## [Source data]
---
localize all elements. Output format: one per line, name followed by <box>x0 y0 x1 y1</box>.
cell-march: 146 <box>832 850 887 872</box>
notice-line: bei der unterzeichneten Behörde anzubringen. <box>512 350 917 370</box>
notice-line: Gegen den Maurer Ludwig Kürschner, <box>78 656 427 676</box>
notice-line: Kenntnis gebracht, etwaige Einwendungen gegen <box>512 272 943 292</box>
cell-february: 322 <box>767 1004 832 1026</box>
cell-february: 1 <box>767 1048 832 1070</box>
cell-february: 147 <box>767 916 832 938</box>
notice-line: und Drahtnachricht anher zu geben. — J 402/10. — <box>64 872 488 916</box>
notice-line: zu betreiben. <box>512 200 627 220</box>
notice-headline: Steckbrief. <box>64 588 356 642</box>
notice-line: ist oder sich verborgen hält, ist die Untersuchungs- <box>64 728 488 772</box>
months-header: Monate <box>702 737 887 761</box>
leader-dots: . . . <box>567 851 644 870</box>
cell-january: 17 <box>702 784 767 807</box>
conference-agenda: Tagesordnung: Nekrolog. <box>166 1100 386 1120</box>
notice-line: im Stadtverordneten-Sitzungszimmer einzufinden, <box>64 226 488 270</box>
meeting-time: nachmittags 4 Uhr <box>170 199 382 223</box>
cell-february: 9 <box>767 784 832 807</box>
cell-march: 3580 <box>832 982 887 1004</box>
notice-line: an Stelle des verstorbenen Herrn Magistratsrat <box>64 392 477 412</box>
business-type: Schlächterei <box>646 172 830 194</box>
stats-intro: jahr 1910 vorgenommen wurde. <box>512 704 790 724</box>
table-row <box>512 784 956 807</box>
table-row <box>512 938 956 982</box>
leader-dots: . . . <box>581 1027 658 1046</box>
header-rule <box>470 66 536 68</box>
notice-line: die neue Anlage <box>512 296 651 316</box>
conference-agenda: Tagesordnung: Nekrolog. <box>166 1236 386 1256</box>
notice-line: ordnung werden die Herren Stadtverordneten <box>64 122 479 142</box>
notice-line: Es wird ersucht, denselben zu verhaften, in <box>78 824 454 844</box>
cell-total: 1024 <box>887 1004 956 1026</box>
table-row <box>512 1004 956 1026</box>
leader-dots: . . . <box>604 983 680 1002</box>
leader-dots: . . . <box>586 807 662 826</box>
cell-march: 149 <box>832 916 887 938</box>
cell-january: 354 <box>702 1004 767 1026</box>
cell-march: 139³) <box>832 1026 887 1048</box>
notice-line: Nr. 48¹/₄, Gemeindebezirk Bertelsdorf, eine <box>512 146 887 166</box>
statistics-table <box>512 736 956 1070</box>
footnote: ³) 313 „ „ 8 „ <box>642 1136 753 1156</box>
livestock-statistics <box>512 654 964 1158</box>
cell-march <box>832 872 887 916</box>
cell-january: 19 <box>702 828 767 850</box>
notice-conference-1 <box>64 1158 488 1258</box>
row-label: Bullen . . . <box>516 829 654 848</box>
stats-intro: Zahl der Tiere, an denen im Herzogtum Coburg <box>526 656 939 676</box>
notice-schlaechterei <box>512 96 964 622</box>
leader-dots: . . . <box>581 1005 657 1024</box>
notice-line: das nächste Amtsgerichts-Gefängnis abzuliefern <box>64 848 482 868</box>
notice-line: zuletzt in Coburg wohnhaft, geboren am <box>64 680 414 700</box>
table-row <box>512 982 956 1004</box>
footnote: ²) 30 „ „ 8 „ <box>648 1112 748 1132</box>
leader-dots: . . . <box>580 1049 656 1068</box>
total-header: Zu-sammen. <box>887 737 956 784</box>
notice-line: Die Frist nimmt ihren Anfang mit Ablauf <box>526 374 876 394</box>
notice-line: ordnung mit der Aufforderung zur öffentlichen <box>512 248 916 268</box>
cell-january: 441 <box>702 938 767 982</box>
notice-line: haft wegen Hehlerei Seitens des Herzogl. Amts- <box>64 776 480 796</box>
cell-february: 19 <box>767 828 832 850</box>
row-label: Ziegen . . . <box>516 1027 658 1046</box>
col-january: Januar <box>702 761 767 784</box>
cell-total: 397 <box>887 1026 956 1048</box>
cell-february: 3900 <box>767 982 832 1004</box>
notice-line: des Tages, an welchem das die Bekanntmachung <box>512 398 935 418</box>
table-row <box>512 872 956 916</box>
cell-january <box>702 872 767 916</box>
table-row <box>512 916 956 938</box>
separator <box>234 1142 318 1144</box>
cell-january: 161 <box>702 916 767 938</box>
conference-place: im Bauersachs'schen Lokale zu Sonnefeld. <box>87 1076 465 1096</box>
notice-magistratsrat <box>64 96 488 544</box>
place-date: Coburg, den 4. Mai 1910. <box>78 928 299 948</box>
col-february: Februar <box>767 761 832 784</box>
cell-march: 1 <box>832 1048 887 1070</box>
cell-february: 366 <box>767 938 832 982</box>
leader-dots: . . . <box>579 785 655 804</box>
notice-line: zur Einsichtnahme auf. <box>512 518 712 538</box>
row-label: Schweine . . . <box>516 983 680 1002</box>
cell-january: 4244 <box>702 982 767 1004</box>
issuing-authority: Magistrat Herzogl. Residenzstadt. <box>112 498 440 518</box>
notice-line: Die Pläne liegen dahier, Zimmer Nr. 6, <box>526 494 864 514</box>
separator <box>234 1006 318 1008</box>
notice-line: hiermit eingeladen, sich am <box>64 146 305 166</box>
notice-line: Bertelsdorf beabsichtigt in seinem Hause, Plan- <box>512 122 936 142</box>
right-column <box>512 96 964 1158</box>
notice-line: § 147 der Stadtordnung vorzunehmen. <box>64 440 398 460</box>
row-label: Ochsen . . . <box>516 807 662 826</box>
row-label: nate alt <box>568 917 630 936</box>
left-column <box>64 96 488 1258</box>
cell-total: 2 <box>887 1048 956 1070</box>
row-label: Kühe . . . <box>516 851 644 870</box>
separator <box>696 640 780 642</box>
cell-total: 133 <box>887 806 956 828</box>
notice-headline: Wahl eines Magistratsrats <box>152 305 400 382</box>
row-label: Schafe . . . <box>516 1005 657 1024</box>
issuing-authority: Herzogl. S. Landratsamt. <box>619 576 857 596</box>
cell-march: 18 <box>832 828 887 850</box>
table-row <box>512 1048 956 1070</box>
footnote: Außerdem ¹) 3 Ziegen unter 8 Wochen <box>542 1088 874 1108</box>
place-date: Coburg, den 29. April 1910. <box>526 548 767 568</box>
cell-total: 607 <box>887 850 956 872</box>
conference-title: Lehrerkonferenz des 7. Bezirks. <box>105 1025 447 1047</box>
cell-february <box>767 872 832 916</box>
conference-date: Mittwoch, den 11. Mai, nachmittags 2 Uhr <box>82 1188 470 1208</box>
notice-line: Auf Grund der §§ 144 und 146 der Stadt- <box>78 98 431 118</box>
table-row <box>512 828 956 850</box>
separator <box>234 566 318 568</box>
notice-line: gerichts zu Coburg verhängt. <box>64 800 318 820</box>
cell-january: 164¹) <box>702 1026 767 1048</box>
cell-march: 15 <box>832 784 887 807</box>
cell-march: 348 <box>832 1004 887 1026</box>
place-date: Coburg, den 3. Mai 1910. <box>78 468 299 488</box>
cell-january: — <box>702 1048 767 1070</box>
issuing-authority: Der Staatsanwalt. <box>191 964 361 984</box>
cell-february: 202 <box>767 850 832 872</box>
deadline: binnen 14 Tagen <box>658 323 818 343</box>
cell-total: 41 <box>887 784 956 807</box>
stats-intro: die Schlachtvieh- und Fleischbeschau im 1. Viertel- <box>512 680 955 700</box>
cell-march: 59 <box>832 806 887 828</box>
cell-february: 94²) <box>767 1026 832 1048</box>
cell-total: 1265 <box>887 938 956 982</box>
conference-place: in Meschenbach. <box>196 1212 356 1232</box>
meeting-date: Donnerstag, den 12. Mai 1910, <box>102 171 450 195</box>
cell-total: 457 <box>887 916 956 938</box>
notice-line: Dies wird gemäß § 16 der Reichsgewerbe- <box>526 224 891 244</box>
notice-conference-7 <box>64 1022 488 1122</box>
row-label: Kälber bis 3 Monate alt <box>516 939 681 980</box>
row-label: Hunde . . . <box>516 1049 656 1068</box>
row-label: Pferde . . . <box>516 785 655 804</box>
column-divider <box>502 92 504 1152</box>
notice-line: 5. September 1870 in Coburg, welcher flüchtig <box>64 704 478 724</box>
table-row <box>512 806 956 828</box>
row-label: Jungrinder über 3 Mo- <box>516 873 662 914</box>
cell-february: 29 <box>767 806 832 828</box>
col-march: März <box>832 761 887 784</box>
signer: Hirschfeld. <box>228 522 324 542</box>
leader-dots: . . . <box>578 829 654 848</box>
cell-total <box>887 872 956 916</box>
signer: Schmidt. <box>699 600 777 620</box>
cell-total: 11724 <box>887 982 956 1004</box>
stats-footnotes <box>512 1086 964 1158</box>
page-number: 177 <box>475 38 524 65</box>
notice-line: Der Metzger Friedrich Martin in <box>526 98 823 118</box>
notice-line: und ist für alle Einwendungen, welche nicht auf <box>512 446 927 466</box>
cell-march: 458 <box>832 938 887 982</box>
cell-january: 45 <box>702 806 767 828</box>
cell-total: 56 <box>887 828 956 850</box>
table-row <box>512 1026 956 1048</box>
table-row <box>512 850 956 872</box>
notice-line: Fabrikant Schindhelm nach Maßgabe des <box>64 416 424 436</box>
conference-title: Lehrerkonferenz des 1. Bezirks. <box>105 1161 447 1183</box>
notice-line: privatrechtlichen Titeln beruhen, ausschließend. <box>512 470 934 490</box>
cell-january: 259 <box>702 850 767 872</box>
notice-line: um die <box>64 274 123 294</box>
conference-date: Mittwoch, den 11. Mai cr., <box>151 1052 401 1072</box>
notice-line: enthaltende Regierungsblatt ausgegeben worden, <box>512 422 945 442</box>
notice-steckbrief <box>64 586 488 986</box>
---
## [THE PROBLEM]
Only a number is asked for here: the count of lines in the records that hold "february".

## [SOLUTION TO THIS PROBLEM]
12